# What is required:
State how many lines of the listing below include the word "type". Give only the number.

Figure contents as structured data:
begin
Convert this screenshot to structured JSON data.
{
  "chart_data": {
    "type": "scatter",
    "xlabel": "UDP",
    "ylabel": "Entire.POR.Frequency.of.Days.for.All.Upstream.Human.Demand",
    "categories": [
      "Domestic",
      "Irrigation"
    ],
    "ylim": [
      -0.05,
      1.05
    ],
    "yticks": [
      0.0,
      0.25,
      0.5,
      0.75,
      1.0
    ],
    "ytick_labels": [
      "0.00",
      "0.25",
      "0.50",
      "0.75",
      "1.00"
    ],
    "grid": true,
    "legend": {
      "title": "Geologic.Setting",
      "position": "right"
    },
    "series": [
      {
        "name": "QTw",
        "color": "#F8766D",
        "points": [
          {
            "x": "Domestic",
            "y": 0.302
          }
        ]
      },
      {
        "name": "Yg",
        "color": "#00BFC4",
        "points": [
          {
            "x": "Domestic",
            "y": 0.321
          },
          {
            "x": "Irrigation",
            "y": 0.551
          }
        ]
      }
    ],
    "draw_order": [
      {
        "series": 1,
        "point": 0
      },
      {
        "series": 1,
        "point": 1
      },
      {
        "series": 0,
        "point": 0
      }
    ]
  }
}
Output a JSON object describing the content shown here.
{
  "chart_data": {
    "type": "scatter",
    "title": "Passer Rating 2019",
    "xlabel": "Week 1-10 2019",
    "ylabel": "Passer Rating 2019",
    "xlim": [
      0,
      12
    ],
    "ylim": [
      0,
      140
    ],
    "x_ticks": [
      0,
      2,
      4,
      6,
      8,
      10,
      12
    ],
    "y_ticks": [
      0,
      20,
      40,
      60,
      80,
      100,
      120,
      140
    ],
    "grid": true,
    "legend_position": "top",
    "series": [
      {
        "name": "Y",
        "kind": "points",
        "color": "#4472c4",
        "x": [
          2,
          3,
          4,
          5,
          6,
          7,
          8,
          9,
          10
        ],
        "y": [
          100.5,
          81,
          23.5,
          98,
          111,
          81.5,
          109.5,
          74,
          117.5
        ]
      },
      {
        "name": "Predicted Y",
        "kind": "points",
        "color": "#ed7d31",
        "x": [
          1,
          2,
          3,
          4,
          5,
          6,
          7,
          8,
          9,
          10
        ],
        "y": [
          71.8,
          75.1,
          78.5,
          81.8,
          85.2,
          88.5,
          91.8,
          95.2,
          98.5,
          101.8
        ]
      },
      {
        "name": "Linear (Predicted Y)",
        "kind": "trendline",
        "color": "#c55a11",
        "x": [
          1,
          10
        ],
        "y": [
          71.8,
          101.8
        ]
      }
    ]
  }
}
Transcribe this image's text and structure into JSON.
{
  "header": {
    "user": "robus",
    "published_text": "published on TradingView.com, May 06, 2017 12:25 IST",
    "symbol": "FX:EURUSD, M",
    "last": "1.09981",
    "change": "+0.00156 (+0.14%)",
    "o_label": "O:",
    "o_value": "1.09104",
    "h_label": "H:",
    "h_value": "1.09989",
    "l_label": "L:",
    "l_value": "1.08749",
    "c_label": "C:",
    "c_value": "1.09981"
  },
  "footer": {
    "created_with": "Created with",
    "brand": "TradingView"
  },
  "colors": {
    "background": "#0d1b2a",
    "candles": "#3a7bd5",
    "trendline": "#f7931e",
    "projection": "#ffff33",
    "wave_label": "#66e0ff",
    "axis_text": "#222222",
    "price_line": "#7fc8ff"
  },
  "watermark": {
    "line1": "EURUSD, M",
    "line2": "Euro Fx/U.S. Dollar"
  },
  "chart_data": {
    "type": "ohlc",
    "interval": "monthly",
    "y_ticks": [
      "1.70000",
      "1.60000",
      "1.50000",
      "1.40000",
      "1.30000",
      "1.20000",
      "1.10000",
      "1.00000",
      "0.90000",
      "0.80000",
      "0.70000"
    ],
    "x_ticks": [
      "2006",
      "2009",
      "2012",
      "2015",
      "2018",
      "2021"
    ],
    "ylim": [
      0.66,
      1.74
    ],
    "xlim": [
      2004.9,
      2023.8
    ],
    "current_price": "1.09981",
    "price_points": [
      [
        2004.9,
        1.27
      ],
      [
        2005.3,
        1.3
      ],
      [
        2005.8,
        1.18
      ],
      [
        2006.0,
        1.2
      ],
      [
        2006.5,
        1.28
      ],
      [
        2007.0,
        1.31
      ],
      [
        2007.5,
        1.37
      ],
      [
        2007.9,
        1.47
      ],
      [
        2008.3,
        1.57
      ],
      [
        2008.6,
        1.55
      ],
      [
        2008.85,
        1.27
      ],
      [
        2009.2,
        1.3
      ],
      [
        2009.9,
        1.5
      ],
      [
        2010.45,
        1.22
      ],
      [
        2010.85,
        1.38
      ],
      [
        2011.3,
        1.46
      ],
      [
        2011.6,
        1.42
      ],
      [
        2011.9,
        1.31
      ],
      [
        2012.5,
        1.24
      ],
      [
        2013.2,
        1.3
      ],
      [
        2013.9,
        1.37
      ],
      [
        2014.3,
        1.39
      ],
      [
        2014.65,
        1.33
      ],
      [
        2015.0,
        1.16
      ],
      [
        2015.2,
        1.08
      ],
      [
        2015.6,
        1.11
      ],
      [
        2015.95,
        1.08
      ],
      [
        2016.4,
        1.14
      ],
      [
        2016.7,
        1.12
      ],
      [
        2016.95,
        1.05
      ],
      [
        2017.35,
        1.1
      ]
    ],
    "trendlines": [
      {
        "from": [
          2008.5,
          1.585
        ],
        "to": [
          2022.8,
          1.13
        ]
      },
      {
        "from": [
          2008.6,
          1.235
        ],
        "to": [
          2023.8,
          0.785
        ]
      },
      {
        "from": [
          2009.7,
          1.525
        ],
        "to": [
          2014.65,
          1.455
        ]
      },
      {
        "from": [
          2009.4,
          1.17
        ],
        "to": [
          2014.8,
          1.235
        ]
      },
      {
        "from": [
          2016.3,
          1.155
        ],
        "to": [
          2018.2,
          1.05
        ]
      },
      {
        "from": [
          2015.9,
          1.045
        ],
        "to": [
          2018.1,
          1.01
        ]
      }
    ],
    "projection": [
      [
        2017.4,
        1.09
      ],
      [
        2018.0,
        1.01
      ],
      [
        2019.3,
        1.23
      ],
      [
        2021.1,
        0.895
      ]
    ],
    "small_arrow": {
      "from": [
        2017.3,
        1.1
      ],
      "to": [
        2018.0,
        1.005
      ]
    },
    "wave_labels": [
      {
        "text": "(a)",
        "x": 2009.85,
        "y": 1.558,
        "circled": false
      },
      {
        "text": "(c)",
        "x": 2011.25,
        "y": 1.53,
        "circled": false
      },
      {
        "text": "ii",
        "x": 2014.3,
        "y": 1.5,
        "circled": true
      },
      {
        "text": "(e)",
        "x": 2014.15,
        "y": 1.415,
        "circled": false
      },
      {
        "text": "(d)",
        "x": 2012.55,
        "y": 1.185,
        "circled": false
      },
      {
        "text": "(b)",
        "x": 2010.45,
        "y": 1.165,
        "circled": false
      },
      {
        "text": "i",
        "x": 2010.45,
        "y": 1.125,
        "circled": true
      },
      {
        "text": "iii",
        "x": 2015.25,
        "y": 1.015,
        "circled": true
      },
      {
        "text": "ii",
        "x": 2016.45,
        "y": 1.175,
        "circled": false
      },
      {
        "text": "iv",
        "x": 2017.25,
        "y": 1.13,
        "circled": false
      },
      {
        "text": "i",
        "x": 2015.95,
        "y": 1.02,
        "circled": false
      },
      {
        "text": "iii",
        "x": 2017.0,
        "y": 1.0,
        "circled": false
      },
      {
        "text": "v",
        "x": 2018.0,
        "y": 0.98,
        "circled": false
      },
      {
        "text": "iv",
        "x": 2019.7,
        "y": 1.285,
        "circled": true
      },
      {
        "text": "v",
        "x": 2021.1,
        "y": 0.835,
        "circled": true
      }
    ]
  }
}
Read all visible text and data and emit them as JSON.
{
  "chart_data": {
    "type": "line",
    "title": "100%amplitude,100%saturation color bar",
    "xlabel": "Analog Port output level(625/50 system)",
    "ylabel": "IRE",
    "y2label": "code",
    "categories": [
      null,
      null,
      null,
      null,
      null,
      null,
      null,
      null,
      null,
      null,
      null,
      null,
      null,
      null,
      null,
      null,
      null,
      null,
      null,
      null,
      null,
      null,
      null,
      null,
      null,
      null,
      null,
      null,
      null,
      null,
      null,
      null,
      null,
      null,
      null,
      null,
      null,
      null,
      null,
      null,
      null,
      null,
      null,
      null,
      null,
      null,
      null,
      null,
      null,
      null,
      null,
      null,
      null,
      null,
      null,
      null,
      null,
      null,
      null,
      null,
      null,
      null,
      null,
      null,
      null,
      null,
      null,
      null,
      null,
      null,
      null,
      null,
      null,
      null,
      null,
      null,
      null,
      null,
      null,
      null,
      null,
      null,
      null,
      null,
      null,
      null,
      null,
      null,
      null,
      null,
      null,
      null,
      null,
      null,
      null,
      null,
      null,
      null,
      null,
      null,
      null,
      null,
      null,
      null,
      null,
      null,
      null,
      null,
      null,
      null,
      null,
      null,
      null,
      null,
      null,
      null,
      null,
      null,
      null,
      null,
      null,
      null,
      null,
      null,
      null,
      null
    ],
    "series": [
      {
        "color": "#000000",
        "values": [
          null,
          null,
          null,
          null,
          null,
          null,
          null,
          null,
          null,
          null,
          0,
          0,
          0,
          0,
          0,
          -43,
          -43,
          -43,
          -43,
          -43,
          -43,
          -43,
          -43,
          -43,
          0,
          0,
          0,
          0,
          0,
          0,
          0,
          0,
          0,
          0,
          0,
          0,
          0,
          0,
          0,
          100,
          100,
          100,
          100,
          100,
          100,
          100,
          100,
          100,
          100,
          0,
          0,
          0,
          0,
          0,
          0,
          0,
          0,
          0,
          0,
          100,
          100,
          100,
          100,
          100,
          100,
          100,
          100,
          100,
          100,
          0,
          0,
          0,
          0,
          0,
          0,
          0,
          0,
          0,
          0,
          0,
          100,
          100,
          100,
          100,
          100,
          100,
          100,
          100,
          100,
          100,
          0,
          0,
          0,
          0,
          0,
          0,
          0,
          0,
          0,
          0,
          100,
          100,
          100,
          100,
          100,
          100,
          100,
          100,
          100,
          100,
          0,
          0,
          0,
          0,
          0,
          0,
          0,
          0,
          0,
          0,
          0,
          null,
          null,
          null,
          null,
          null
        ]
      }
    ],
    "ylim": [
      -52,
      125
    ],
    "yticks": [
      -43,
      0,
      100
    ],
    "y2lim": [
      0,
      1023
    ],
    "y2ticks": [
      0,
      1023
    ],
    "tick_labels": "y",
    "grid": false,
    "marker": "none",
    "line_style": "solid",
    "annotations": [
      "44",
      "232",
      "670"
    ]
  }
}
end
# Exercise solution:
4